Lines of data:

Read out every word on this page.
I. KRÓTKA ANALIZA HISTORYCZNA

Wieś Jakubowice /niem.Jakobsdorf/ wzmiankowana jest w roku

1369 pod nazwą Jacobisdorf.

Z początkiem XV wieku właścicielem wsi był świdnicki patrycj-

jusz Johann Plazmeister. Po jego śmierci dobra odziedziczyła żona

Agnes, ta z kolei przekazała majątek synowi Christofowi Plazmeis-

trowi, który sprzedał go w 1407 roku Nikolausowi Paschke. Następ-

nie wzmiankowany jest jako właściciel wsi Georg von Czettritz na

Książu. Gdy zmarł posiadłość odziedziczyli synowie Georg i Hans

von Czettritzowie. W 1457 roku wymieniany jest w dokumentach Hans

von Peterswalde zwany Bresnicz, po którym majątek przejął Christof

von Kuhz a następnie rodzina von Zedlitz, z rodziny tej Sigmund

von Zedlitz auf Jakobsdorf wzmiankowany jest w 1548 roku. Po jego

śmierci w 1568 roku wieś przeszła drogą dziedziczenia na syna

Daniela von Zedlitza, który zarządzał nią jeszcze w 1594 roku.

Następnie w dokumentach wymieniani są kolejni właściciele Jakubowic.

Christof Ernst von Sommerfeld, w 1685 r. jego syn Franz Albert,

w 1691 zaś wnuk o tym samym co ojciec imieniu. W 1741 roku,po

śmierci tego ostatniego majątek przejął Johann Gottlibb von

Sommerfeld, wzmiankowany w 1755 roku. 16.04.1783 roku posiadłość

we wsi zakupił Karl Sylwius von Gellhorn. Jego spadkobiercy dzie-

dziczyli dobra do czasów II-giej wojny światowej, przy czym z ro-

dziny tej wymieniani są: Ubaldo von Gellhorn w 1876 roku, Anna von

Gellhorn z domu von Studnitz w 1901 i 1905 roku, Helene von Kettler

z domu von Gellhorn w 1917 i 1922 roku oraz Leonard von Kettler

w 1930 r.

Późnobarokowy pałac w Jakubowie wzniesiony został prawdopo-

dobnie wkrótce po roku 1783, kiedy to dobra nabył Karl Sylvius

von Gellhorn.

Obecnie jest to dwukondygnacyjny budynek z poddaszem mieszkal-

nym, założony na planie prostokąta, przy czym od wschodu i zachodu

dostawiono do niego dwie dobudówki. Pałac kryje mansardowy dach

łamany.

WORK INSTRUCTIONS: Scan the records for the string "roku". Copy each line in which it appears.

EXPECTED ANSWER:
Wieś Jakubowice /niem.Jakobsdorf/ wzmiankowana jest w roku
trowi, który sprzedał go w 1407 roku Nikolausowi Paschke. Następ-
von Czettritzowie. W 1457 roku wymieniany jest w dokumentach Hans
von Zedlitz auf Jakobsdorf wzmiankowany jest w 1548 roku. Po jego
śmierci w 1568 roku wieś przeszła drogą dziedziczenia na syna
Daniela von Zedlitza, który zarządzał nią jeszcze w 1594 roku.
w 1691 zaś wnuk o tym samym co ojciec imieniu. W 1741 roku,po
Sommerfeld, wzmiankowany w 1755 roku. 16.04.1783 roku posiadłość
dziny tej wymieniani są: Ubaldo von Gellhorn w 1876 roku, Anna von
Gellhorn z domu von Studnitz w 1901 i 1905 roku, Helene von Kettler
z domu von Gellhorn w 1917 i 1922 roku oraz Leonard von Kettler
dobnie wkrótce po roku 1783, kiedy to dobra nabył Karl Sylvius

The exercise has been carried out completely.